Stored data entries
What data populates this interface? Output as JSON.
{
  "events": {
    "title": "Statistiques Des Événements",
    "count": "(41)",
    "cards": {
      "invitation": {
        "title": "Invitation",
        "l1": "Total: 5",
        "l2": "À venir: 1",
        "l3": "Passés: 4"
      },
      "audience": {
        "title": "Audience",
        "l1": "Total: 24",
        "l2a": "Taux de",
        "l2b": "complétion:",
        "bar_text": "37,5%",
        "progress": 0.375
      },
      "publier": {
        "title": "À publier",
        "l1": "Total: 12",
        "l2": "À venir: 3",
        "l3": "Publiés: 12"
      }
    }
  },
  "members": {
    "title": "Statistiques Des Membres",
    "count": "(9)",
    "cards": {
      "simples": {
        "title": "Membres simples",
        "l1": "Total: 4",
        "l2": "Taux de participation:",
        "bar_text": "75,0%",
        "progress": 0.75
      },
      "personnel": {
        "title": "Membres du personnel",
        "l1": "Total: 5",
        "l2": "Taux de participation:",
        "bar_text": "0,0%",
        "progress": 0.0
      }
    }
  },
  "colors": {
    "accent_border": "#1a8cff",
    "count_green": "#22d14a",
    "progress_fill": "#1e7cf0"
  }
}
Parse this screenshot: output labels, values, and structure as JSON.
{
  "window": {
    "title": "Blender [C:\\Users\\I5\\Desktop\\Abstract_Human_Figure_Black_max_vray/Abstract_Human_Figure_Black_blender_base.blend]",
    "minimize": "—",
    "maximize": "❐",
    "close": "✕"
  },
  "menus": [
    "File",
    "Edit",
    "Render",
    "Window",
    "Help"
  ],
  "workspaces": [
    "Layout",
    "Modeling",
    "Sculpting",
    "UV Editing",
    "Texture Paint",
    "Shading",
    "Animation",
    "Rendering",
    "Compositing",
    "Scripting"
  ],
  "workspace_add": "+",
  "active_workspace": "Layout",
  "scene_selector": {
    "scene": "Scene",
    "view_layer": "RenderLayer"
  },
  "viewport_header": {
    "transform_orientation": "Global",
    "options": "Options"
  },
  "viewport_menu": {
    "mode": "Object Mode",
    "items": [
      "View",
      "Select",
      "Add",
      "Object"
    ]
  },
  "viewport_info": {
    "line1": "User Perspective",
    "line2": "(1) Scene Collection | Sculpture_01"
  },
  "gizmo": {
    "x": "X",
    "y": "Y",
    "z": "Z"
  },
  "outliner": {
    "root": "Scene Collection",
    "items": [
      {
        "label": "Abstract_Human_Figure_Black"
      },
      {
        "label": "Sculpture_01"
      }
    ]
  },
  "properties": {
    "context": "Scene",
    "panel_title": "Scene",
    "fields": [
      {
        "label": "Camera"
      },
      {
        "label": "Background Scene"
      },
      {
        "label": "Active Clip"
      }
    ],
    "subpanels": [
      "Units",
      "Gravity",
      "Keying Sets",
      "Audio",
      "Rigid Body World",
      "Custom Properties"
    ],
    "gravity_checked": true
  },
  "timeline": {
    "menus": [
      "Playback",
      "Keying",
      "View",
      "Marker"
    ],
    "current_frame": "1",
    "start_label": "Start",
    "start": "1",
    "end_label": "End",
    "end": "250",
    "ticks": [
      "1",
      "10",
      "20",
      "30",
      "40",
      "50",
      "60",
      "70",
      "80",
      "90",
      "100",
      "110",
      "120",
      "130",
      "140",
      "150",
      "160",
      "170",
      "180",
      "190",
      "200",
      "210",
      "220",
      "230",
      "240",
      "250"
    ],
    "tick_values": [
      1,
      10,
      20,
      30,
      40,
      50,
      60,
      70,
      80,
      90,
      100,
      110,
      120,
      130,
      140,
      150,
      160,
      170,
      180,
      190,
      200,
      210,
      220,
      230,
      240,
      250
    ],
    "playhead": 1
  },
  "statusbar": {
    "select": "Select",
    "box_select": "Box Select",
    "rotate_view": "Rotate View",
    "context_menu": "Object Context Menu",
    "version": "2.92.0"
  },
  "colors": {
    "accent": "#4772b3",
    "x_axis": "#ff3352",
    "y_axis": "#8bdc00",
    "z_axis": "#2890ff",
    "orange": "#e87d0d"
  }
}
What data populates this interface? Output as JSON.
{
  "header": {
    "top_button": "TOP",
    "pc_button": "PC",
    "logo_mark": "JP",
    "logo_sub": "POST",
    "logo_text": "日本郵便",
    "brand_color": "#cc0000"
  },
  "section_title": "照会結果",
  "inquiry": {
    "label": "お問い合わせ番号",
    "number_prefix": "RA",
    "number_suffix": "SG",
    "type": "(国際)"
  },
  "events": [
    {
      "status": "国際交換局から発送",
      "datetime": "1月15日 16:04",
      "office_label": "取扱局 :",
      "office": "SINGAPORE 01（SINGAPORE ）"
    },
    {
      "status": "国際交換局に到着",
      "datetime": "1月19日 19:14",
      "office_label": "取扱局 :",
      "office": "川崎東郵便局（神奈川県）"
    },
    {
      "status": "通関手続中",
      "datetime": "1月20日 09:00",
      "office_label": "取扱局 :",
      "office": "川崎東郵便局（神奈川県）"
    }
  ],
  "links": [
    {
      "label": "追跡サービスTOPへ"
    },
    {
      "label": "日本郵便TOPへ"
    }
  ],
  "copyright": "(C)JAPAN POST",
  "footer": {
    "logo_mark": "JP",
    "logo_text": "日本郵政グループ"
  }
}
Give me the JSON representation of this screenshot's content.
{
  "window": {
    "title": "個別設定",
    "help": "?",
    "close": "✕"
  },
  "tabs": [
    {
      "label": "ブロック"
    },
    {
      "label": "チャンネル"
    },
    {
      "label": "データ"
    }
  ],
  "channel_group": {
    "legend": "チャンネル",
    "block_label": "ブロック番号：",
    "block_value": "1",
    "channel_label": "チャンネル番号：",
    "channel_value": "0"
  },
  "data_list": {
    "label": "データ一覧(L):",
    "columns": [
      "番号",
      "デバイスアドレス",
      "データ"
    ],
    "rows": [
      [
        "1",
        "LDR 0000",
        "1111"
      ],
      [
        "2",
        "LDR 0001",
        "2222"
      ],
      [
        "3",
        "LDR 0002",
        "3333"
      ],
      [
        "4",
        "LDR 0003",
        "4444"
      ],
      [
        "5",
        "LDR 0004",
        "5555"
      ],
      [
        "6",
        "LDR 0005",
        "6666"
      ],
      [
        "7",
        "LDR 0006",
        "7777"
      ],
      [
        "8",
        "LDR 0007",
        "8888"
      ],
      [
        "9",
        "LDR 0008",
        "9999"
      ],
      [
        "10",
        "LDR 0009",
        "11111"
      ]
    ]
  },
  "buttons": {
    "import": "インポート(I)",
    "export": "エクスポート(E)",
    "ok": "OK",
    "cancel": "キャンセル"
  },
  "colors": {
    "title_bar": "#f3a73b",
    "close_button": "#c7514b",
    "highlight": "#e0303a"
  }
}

== EXERCISE REQUIREMENTS ==
Transcribe every entry exactly, omitting nothing.

== COMPLETE ANSWER ==
What data populates this interface? Output as JSON.
{
  "events": {
    "title": "Statistiques Des Événements",
    "count": "(41)",
    "cards": {
      "invitation": {
        "title": "Invitation",
        "l1": "Total: 5",
        "l2": "À venir: 1",
        "l3": "Passés: 4"
      },
      "audience": {
        "title": "Audience",
        "l1": "Total: 24",
        "l2a": "Taux de",
        "l2b": "complétion:",
        "bar_text": "37,5%",
        "progress": 0.375
      },
      "publier": {
        "title": "À publier",
        "l1": "Total: 12",
        "l2": "À venir: 3",
        "l3": "Publiés: 12"
      }
    }
  },
  "members": {
    "title": "Statistiques Des Membres",
    "count": "(9)",
    "cards": {
      "simples": {
        "title": "Membres simples",
        "l1": "Total: 4",
        "l2": "Taux de participation:",
        "bar_text": "75,0%",
        "progress": 0.75
      },
      "personnel": {
        "title": "Membres du personnel",
        "l1": "Total: 5",
        "l2": "Taux de participation:",
        "bar_text": "0,0%",
        "progress": 0.0
      }
    }
  },
  "colors": {
    "accent_border": "#1a8cff",
    "count_green": "#22d14a",
    "progress_fill": "#1e7cf0"
  }
}
Parse this screenshot: output labels, values, and structure as JSON.
{
  "window": {
    "title": "Blender [C:\\Users\\I5\\Desktop\\Abstract_Human_Figure_Black_max_vray/Abstract_Human_Figure_Black_blender_base.blend]",
    "minimize": "—",
    "maximize": "❐",
    "close": "✕"
  },
  "menus": [
    "File",
    "Edit",
    "Render",
    "Window",
    "Help"
  ],
  "workspaces": [
    "Layout",
    "Modeling",
    "Sculpting",
    "UV Editing",
    "Texture Paint",
    "Shading",
    "Animation",
    "Rendering",
    "Compositing",
    "Scripting"
  ],
  "workspace_add": "+",
  "active_workspace": "Layout",
  "scene_selector": {
    "scene": "Scene",
    "view_layer": "RenderLayer"
  },
  "viewport_header": {
    "transform_orientation": "Global",
    "options": "Options"
  },
  "viewport_menu": {
    "mode": "Object Mode",
    "items": [
      "View",
      "Select",
      "Add",
      "Object"
    ]
  },
  "viewport_info": {
    "line1": "User Perspective",
    "line2": "(1) Scene Collection | Sculpture_01"
  },
  "gizmo": {
    "x": "X",
    "y": "Y",
    "z": "Z"
  },
  "outliner": {
    "root": "Scene Collection",
    "items": [
      {
        "label": "Abstract_Human_Figure_Black"
      },
      {
        "label": "Sculpture_01"
      }
    ]
  },
  "properties": {
    "context": "Scene",
    "panel_title": "Scene",
    "fields": [
      {
        "label": "Camera"
      },
      {
        "label": "Background Scene"
      },
      {
        "label": "Active Clip"
      }
    ],
    "subpanels": [
      "Units",
      "Gravity",
      "Keying Sets",
      "Audio",
      "Rigid Body World",
      "Custom Properties"
    ],
    "gravity_checked": true
  },
  "timeline": {
    "menus": [
      "Playback",
      "Keying",
      "View",
      "Marker"
    ],
    "current_frame": "1",
    "start_label": "Start",
    "start": "1",
    "end_label": "End",
    "end": "250",
    "ticks": [
      "1",
      "10",
      "20",
      "30",
      "40",
      "50",
      "60",
      "70",
      "80",
      "90",
      "100",
      "110",
      "120",
      "130",
      "140",
      "150",
      "160",
      "170",
      "180",
      "190",
      "200",
      "210",
      "220",
      "230",
      "240",
      "250"
    ],
    "tick_values": [
      1,
      10,
      20,
      30,
      40,
      50,
      60,
      70,
      80,
      90,
      100,
      110,
      120,
      130,
      140,
      150,
      160,
      170,
      180,
      190,
      200,
      210,
      220,
      230,
      240,
      250
    ],
    "playhead": 1
  },
  "statusbar": {
    "select": "Select",
    "box_select": "Box Select",
    "rotate_view": "Rotate View",
    "context_menu": "Object Context Menu",
    "version": "2.92.0"
  },
  "colors": {
    "accent": "#4772b3",
    "x_axis": "#ff3352",
    "y_axis": "#8bdc00",
    "z_axis": "#2890ff",
    "orange": "#e87d0d"
  }
}
What data populates this interface? Output as JSON.
{
  "header": {
    "top_button": "TOP",
    "pc_button": "PC",
    "logo_mark": "JP",
    "logo_sub": "POST",
    "logo_text": "日本郵便",
    "brand_color": "#cc0000"
  },
  "section_title": "照会結果",
  "inquiry": {
    "label": "お問い合わせ番号",
    "number_prefix": "RA",
    "number_suffix": "SG",
    "type": "(国際)"
  },
  "events": [
    {
      "status": "国際交換局から発送",
      "datetime": "1月15日 16:04",
      "office_label": "取扱局 :",
      "office": "SINGAPORE 01（SINGAPORE ）"
    },
    {
      "status": "国際交換局に到着",
      "datetime": "1月19日 19:14",
      "office_label": "取扱局 :",
      "office": "川崎東郵便局（神奈川県）"
    },
    {
      "status": "通関手続中",
      "datetime": "1月20日 09:00",
      "office_label": "取扱局 :",
      "office": "川崎東郵便局（神奈川県）"
    }
  ],
  "links": [
    {
      "label": "追跡サービスTOPへ"
    },
    {
      "label": "日本郵便TOPへ"
    }
  ],
  "copyright": "(C)JAPAN POST",
  "footer": {
    "logo_mark": "JP",
    "logo_text": "日本郵政グループ"
  }
}
Give me the JSON representation of this screenshot's content.
{
  "window": {
    "title": "個別設定",
    "help": "?",
    "close": "✕"
  },
  "tabs": [
    {
      "label": "ブロック"
    },
    {
      "label": "チャンネル"
    },
    {
      "label": "データ"
    }
  ],
  "channel_group": {
    "legend": "チャンネル",
    "block_label": "ブロック番号：",
    "block_value": "1",
    "channel_label": "チャンネル番号：",
    "channel_value": "0"
  },
  "data_list": {
    "label": "データ一覧(L):",
    "columns": [
      "番号",
      "デバイスアドレス",
      "データ"
    ],
    "rows": [
      [
        "1",
        "LDR 0000",
        "1111"
      ],
      [
        "2",
        "LDR 0001",
        "2222"
      ],
      [
        "3",
        "LDR 0002",
        "3333"
      ],
      [
        "4",
        "LDR 0003",
        "4444"
      ],
      [
        "5",
        "LDR 0004",
        "5555"
      ],
      [
        "6",
        "LDR 0005",
        "6666"
      ],
      [
        "7",
        "LDR 0006",
        "7777"
      ],
      [
        "8",
        "LDR 0007",
        "8888"
      ],
      [
        "9",
        "LDR 0008",
        "9999"
      ],
      [
        "10",
        "LDR 0009",
        "11111"
      ]
    ]
  },
  "buttons": {
    "import": "インポート(I)",
    "export": "エクスポート(E)",
    "ok": "OK",
    "cancel": "キャンセル"
  },
  "colors": {
    "title_bar": "#f3a73b",
    "close_button": "#c7514b",
    "highlight": "#e0303a"
  }
}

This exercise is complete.